EXERCISE DETAILS =>
Scan the entries for the string "data" and give the number of lines that have it, nothing further.

INFORMATION PROVIDED =>
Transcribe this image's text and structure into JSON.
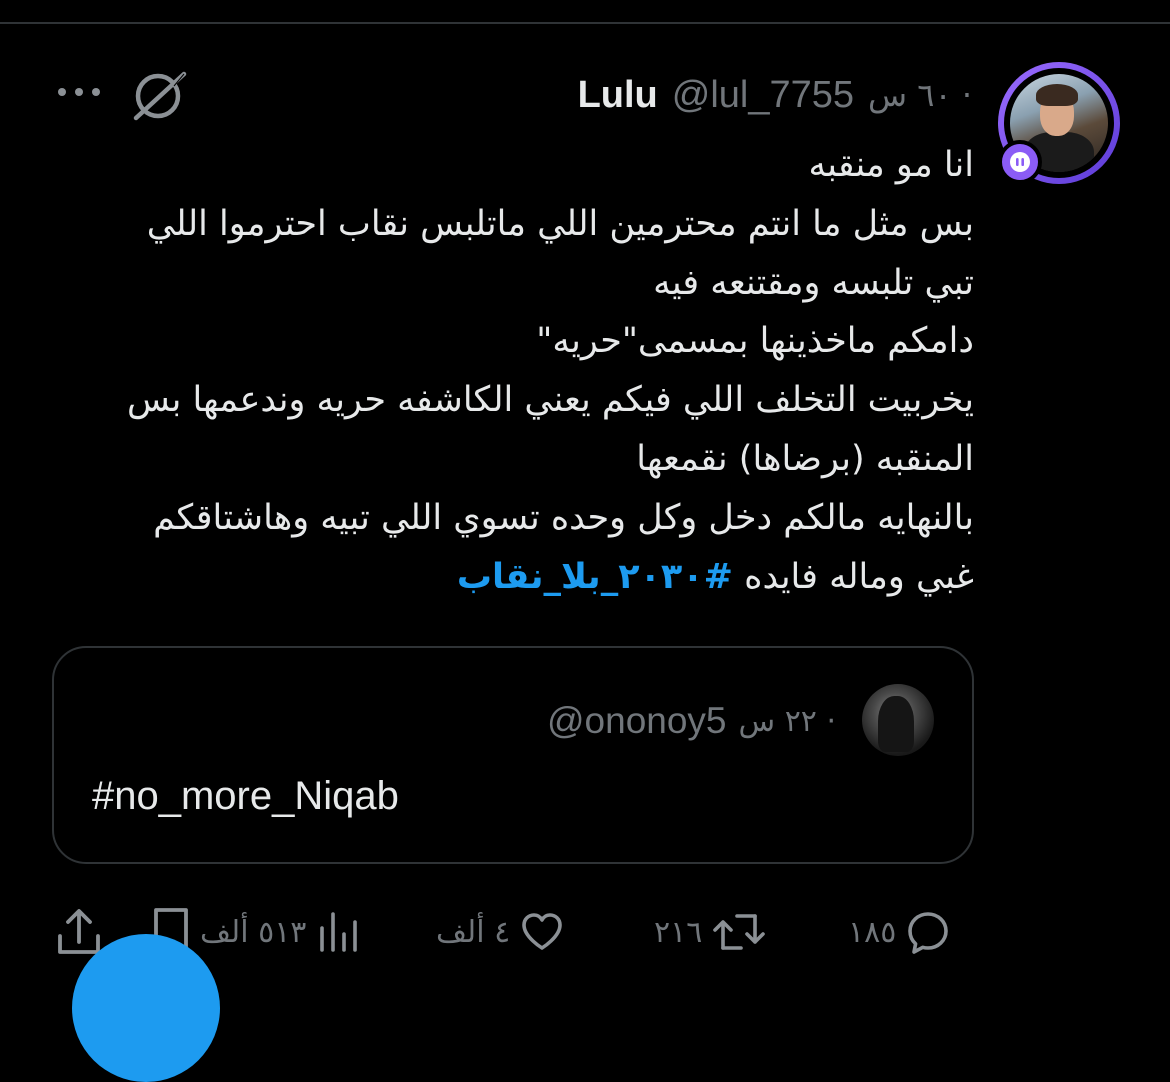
{
  "tweet": {
    "author_name": "Lulu",
    "handle": "@lul_7755",
    "time": "· ٦٠ س",
    "lines": [
      "انا مو منقبه",
      "بس مثل ما انتم محترمين اللي ماتلبس نقاب احترموا اللي",
      "تبي تلبسه ومقتنعه فيه",
      " دامكم ماخذينها بمسمى\"حريه\"",
      " يخربيت التخلف اللي فيكم يعني الكاشفه حريه وندعمها بس",
      "المنقبه (برضاها) نقمعها",
      "بالنهايه مالكم دخل وكل وحده تسوي اللي تبيه وهاشتاقكم"
    ],
    "last_line_text": "غبي وماله فايده ",
    "hashtag": "#٢٠٣٠_بلا_نقاب"
  },
  "quoted": {
    "handle": "@ononoy5",
    "time": "· ٢٢ س",
    "text": "#no_more_Niqab"
  },
  "actions": {
    "replies": "١٨٥",
    "reposts": "٢١٦",
    "likes": "٤ ألف",
    "views": "٥١٣ ألف"
  },
  "icons": {
    "accent": "#1d9bf0",
    "muted": "#71767b",
    "spaces_badge": "#8b5cf6"
  }
}
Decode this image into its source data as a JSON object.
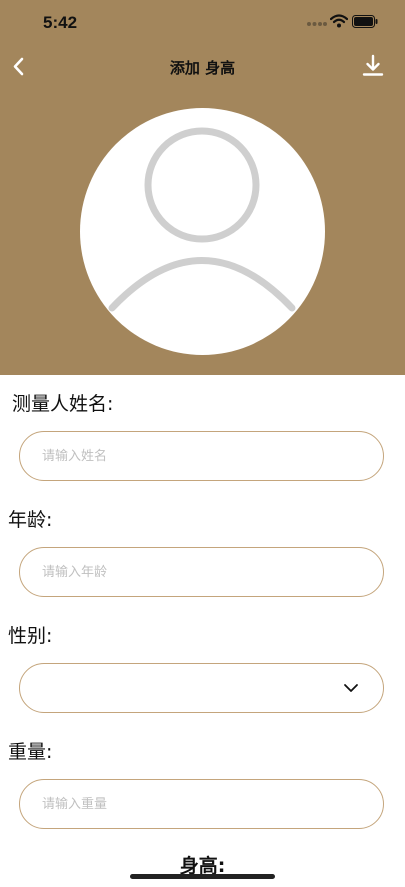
{
  "status": {
    "time": "5:42"
  },
  "nav": {
    "title": "添加 身高"
  },
  "form": {
    "name": {
      "label": "测量人姓名:",
      "placeholder": "请输入姓名"
    },
    "age": {
      "label": "年龄:",
      "placeholder": "请输入年龄"
    },
    "gender": {
      "label": "性别:",
      "value": ""
    },
    "weight": {
      "label": "重量:",
      "placeholder": "请输入重量"
    },
    "height": {
      "label": "身高:"
    }
  },
  "colors": {
    "header_bg": "#a3865c",
    "field_border": "#c4a57c"
  },
  "icons": [
    "back-chevron-icon",
    "download-icon",
    "avatar-placeholder-icon",
    "chevron-down-icon",
    "signal-icon",
    "wifi-icon",
    "battery-icon"
  ]
}
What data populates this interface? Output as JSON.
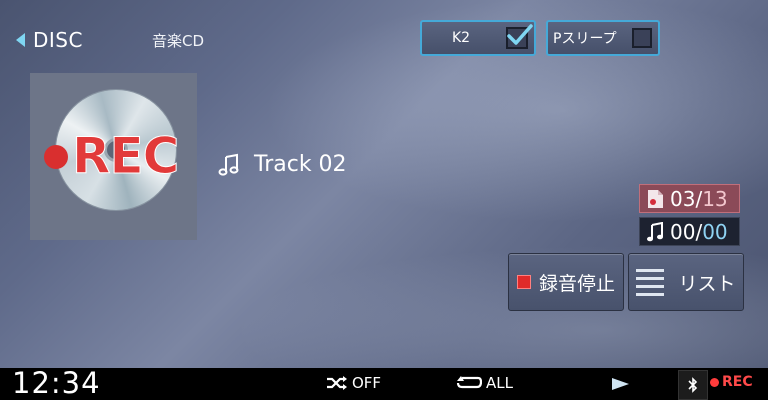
{
  "header": {
    "back_label": "DISC",
    "source_type": "音楽CD",
    "k2": {
      "label": "K2",
      "checked": true
    },
    "p_sleep": {
      "label": "Pスリープ",
      "checked": false
    }
  },
  "album_art": {
    "overlay_text": "REC"
  },
  "track": {
    "title": "Track 02"
  },
  "counters": {
    "track": {
      "current": "03",
      "separator": "/",
      "total": "13"
    },
    "recorded": {
      "current": "00",
      "separator": "/",
      "total": "00"
    }
  },
  "actions": {
    "stop_recording": "録音停止",
    "list": "リスト"
  },
  "status_bar": {
    "clock": "12:34",
    "shuffle": "OFF",
    "repeat": "ALL",
    "rec_label": "REC"
  },
  "colors": {
    "accent_cyan": "#45a9d8",
    "rec_red": "#e02a2a",
    "track_counter_bg": "#8b4a58"
  },
  "icons": [
    "back-arrow-icon",
    "checkmark-icon",
    "music-note-icon",
    "track-file-icon",
    "stop-icon",
    "list-icon",
    "shuffle-icon",
    "repeat-icon",
    "play-icon",
    "bluetooth-icon",
    "rec-dot-icon"
  ]
}
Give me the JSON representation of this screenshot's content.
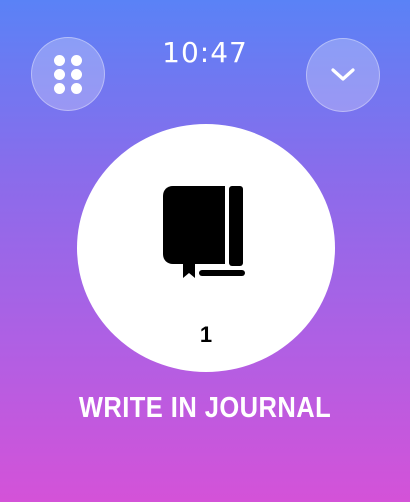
{
  "status": {
    "time": "10:47"
  },
  "controls": {
    "menu_icon": "grid-dots-icon",
    "collapse_icon": "chevron-down-icon"
  },
  "journal": {
    "icon": "book-icon",
    "count": "1",
    "action_label": "WRITE IN JOURNAL"
  },
  "colors": {
    "background_top": "#5a82f6",
    "background_bottom": "#d452d8",
    "circle": "#ffffff",
    "icon": "#000000"
  }
}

SOLVED PROBLEM =>
2